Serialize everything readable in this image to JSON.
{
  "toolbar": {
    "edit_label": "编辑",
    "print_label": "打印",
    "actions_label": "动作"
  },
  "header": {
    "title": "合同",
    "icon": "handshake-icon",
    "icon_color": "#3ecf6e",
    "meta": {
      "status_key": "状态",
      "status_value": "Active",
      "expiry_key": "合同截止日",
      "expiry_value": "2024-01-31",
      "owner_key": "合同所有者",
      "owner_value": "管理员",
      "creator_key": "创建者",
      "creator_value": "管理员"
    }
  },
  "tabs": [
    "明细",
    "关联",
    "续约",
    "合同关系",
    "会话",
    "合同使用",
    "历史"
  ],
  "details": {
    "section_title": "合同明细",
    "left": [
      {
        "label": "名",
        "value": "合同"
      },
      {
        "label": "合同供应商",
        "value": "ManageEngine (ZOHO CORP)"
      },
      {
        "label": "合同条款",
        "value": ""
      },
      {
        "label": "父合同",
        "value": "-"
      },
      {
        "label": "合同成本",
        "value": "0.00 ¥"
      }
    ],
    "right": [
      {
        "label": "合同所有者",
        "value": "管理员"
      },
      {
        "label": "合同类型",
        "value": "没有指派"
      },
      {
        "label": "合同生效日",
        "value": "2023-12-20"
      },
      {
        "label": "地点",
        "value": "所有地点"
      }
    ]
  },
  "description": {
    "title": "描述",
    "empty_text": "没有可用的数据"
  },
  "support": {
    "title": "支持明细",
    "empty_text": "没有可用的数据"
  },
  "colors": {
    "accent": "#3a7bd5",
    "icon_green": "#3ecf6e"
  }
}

Work required — Repeat the entries above exactly, leaving nothing out.

Written reply —
Serialize everything readable in this image to JSON.
{
  "toolbar": {
    "edit_label": "编辑",
    "print_label": "打印",
    "actions_label": "动作"
  },
  "header": {
    "title": "合同",
    "icon": "handshake-icon",
    "icon_color": "#3ecf6e",
    "meta": {
      "status_key": "状态",
      "status_value": "Active",
      "expiry_key": "合同截止日",
      "expiry_value": "2024-01-31",
      "owner_key": "合同所有者",
      "owner_value": "管理员",
      "creator_key": "创建者",
      "creator_value": "管理员"
    }
  },
  "tabs": [
    "明细",
    "关联",
    "续约",
    "合同关系",
    "会话",
    "合同使用",
    "历史"
  ],
  "details": {
    "section_title": "合同明细",
    "left": [
      {
        "label": "名",
        "value": "合同"
      },
      {
        "label": "合同供应商",
        "value": "ManageEngine (ZOHO CORP)"
      },
      {
        "label": "合同条款",
        "value": ""
      },
      {
        "label": "父合同",
        "value": "-"
      },
      {
        "label": "合同成本",
        "value": "0.00 ¥"
      }
    ],
    "right": [
      {
        "label": "合同所有者",
        "value": "管理员"
      },
      {
        "label": "合同类型",
        "value": "没有指派"
      },
      {
        "label": "合同生效日",
        "value": "2023-12-20"
      },
      {
        "label": "地点",
        "value": "所有地点"
      }
    ]
  },
  "description": {
    "title": "描述",
    "empty_text": "没有可用的数据"
  },
  "support": {
    "title": "支持明细",
    "empty_text": "没有可用的数据"
  },
  "colors": {
    "accent": "#3a7bd5",
    "icon_green": "#3ecf6e"
  }
}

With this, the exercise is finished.